--- Input data ---
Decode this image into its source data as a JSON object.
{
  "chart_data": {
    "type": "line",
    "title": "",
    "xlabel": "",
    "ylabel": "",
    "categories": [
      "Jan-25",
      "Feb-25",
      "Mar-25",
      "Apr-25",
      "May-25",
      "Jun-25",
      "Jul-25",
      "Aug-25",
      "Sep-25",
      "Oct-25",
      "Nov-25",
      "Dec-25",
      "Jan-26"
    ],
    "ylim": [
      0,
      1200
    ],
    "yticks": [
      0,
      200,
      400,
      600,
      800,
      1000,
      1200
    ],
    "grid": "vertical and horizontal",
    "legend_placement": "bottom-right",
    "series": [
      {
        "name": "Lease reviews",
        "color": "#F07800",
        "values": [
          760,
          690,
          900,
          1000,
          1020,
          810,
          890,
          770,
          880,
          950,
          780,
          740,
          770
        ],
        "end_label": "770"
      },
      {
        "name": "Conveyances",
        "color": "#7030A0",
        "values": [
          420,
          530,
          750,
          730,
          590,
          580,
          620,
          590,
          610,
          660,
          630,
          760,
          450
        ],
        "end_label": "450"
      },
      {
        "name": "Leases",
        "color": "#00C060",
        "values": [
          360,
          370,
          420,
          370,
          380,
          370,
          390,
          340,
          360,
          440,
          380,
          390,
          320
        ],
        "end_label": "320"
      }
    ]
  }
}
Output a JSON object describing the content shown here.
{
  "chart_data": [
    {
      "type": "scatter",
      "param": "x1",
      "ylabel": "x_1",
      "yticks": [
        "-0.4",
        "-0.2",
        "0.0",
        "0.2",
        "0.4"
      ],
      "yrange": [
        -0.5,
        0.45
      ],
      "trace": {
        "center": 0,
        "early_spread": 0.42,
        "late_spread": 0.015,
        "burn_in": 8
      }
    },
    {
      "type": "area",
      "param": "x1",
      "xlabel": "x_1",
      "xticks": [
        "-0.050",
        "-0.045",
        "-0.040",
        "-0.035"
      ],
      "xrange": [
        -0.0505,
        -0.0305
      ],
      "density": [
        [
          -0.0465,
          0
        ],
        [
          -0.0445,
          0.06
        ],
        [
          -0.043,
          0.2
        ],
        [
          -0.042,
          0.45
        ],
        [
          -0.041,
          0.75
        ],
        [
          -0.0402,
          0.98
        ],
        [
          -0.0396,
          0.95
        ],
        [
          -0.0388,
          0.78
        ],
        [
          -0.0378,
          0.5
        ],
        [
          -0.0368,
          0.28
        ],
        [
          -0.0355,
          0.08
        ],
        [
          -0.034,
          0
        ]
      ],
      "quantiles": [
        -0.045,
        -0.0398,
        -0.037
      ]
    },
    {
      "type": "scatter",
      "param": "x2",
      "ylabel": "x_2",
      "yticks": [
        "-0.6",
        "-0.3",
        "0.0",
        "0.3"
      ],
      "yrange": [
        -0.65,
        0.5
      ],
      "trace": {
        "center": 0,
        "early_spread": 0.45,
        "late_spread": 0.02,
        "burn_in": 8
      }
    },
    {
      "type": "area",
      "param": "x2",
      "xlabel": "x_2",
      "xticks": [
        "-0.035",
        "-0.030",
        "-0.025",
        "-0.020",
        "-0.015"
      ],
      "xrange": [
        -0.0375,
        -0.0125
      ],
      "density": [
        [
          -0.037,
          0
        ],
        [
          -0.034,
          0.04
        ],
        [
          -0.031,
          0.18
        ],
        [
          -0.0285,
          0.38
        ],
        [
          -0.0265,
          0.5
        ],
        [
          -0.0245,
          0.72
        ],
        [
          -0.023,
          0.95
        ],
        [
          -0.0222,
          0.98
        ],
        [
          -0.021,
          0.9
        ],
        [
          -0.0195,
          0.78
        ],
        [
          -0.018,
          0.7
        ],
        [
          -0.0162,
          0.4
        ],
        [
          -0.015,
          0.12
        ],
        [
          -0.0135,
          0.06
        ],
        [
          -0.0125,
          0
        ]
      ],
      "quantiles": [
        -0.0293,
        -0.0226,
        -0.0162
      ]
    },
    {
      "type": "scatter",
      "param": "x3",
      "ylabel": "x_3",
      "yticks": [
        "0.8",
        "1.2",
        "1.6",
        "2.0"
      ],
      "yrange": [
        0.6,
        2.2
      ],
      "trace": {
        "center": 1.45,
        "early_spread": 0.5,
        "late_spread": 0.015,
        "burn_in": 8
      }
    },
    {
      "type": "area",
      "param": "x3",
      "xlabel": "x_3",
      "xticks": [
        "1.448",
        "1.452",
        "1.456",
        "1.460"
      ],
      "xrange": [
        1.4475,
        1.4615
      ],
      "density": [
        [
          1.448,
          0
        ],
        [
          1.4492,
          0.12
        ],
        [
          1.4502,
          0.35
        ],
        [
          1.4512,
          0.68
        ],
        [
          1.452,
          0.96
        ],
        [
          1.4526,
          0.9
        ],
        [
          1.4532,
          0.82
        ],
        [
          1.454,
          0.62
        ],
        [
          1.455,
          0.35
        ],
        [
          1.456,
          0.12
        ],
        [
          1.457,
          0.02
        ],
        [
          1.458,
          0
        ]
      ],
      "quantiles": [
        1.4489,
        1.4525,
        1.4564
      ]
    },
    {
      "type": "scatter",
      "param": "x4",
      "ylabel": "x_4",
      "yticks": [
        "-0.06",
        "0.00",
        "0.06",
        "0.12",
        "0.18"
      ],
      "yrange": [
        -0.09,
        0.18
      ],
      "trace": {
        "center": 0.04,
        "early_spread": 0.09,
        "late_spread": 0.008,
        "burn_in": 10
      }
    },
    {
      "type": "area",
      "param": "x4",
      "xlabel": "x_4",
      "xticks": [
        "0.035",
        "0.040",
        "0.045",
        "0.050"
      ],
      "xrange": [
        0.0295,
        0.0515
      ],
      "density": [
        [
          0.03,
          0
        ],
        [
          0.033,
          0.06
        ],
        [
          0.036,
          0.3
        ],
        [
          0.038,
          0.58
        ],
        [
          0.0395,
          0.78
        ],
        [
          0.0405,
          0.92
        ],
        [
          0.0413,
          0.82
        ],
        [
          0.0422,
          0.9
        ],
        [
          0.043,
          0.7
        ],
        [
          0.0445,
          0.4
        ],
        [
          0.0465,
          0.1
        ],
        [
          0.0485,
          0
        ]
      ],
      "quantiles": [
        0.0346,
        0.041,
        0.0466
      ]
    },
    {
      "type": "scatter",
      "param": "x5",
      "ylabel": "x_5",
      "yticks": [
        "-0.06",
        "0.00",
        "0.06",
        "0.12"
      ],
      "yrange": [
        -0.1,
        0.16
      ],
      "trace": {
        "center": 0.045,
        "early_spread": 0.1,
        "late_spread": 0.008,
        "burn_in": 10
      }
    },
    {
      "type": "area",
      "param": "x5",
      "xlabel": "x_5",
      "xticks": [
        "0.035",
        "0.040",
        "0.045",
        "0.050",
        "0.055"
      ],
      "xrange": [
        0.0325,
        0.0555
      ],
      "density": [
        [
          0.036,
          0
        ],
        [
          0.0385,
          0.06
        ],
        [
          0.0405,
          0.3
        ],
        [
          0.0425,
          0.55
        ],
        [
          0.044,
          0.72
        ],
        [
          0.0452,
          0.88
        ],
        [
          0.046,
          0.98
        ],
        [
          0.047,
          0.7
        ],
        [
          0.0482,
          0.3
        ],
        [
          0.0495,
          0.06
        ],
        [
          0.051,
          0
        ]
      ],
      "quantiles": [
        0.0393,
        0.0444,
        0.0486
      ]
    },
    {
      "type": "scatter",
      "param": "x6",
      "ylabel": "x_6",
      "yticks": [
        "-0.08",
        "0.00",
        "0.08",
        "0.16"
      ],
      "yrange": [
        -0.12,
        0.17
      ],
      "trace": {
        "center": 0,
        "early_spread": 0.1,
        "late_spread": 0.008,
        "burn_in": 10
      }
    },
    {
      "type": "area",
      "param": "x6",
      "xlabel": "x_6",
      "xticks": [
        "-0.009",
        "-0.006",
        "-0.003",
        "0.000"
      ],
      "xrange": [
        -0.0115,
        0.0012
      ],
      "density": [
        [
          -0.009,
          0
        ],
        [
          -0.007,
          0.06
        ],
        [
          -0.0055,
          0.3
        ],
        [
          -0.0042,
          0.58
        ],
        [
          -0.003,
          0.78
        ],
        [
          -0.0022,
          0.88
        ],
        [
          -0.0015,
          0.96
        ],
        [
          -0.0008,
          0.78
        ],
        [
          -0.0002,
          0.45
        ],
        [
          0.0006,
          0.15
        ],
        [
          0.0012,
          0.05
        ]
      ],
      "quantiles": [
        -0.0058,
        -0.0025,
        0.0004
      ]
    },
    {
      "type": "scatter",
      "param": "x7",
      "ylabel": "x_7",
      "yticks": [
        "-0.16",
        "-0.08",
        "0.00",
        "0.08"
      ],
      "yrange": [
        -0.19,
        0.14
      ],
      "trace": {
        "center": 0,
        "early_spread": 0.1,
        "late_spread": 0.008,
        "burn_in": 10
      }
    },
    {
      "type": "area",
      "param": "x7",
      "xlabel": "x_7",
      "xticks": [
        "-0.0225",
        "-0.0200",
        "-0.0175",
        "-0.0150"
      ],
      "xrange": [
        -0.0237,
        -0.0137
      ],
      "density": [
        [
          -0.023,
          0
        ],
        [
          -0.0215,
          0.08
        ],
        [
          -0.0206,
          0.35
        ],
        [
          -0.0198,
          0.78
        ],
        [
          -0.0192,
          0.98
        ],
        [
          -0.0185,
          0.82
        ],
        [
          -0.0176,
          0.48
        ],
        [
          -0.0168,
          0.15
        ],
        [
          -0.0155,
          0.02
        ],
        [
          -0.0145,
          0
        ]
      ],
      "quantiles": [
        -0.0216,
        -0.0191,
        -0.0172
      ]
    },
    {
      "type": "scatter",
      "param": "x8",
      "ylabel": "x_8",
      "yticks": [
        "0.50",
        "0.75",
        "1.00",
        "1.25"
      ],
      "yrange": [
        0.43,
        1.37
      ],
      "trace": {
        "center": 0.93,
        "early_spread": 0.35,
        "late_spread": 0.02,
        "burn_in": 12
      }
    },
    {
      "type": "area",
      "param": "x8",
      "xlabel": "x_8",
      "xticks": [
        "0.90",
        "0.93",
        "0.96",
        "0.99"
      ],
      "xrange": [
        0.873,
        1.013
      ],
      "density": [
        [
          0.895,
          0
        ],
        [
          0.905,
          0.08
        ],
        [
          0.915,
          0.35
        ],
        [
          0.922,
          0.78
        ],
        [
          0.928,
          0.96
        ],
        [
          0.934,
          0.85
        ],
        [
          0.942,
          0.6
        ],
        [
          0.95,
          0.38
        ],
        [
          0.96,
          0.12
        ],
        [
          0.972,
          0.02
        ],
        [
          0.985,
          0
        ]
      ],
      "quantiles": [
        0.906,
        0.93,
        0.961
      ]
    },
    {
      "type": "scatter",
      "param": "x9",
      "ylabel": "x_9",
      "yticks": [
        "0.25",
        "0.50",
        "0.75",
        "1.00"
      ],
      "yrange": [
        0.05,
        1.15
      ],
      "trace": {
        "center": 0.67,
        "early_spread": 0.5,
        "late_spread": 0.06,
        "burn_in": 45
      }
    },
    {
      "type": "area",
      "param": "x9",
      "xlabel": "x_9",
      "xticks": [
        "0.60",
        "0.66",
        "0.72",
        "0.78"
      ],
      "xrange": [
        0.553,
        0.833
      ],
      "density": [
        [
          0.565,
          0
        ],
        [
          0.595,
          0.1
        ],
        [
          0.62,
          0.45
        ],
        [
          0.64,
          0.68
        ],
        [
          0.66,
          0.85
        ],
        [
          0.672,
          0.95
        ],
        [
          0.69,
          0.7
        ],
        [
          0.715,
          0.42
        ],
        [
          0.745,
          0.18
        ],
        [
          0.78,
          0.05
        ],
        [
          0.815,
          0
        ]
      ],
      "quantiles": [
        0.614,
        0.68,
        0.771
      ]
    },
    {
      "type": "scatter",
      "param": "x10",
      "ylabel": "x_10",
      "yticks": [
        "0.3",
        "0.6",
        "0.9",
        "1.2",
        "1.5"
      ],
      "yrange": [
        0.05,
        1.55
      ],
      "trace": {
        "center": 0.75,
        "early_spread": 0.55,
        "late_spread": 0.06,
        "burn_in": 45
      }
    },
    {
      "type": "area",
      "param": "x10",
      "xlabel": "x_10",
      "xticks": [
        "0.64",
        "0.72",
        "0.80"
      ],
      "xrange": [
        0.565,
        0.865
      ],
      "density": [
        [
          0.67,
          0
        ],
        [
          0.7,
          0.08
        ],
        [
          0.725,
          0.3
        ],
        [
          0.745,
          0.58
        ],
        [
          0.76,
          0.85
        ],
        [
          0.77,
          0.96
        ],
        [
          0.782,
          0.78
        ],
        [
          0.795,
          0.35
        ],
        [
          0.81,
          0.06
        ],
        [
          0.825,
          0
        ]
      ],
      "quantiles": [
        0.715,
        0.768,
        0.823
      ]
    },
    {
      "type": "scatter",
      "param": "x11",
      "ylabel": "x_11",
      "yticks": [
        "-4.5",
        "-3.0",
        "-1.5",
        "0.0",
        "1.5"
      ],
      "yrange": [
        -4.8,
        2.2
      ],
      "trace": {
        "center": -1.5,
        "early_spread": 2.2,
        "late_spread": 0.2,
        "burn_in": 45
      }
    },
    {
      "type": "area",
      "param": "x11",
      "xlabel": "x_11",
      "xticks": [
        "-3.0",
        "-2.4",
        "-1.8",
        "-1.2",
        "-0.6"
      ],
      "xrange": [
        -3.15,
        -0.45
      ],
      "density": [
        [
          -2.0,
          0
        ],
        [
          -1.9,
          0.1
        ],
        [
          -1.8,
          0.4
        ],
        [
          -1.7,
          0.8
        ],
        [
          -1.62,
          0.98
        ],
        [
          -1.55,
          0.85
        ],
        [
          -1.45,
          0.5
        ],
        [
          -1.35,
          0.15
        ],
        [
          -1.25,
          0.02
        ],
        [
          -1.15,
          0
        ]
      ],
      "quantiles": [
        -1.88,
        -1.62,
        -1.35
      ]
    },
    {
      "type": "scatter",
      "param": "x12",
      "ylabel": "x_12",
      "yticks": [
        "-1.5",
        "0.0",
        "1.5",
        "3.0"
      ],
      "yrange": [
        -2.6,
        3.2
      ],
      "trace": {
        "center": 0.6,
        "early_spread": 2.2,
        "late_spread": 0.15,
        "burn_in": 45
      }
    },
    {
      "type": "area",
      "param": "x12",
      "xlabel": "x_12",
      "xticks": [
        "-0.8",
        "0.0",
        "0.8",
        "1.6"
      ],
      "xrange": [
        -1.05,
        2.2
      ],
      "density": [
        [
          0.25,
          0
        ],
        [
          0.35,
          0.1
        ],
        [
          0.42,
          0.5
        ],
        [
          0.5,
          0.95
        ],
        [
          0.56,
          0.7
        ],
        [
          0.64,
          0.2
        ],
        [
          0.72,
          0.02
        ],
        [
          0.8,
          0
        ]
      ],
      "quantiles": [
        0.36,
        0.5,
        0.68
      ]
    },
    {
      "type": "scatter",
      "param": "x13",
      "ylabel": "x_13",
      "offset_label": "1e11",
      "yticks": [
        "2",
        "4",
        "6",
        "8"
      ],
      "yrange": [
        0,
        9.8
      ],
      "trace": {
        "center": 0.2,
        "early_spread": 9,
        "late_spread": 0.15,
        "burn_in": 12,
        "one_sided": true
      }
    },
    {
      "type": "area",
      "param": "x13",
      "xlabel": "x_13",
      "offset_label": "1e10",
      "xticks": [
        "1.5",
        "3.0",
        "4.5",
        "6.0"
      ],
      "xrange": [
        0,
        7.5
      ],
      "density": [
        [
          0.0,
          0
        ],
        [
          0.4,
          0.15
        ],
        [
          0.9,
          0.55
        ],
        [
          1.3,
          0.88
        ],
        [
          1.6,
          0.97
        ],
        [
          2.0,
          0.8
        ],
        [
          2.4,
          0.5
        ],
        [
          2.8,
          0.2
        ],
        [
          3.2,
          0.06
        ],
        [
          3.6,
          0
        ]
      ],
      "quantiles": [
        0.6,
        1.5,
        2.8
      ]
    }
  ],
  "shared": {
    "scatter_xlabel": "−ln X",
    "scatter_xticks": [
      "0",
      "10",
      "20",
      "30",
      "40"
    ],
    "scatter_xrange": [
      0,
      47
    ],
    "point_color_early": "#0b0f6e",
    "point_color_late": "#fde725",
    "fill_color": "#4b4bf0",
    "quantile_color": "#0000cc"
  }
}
---
From the entries, report each line that includes the word "JSON".

Full solution →
Decode this image into its source data as a JSON object.
Output a JSON object describing the content shown here.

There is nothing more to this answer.